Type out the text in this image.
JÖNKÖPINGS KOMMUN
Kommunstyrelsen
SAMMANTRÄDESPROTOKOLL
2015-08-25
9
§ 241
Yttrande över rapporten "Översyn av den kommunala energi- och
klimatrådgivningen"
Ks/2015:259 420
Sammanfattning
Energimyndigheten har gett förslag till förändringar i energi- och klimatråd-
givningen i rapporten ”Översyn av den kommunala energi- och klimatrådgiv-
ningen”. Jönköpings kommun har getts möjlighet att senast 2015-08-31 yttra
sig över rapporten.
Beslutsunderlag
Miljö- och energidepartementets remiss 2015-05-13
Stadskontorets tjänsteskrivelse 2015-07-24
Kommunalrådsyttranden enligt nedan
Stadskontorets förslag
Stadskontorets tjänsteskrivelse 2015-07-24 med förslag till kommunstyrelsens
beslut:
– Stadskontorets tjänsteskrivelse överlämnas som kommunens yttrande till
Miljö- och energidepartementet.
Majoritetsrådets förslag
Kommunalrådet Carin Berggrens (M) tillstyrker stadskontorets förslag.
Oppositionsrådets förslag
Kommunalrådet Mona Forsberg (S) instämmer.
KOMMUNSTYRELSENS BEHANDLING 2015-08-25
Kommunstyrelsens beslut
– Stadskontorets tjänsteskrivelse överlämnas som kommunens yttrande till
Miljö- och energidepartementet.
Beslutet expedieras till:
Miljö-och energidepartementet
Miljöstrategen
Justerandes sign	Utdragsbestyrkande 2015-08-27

------------------------------------

> What needs to be done:
Extract the listing in its entirety, matching it exactly.

> Answer to the problem:
Type out the text in this image.
JÖNKÖPINGS KOMMUN
Kommunstyrelsen
SAMMANTRÄDESPROTOKOLL
2015-08-25
9
§ 241
Yttrande över rapporten "Översyn av den kommunala energi- och
klimatrådgivningen"
Ks/2015:259 420
Sammanfattning
Energimyndigheten har gett förslag till förändringar i energi- och klimatråd-
givningen i rapporten ”Översyn av den kommunala energi- och klimatrådgiv-
ningen”. Jönköpings kommun har getts möjlighet att senast 2015-08-31 yttra
sig över rapporten.
Beslutsunderlag
Miljö- och energidepartementets remiss 2015-05-13
Stadskontorets tjänsteskrivelse 2015-07-24
Kommunalrådsyttranden enligt nedan
Stadskontorets förslag
Stadskontorets tjänsteskrivelse 2015-07-24 med förslag till kommunstyrelsens
beslut:
– Stadskontorets tjänsteskrivelse överlämnas som kommunens yttrande till
Miljö- och energidepartementet.
Majoritetsrådets förslag
Kommunalrådet Carin Berggrens (M) tillstyrker stadskontorets förslag.
Oppositionsrådets förslag
Kommunalrådet Mona Forsberg (S) instämmer.
KOMMUNSTYRELSENS BEHANDLING 2015-08-25
Kommunstyrelsens beslut
– Stadskontorets tjänsteskrivelse överlämnas som kommunens yttrande till
Miljö- och energidepartementet.
Beslutet expedieras till:
Miljö-och energidepartementet
Miljöstrategen
Justerandes sign	Utdragsbestyrkande 2015-08-27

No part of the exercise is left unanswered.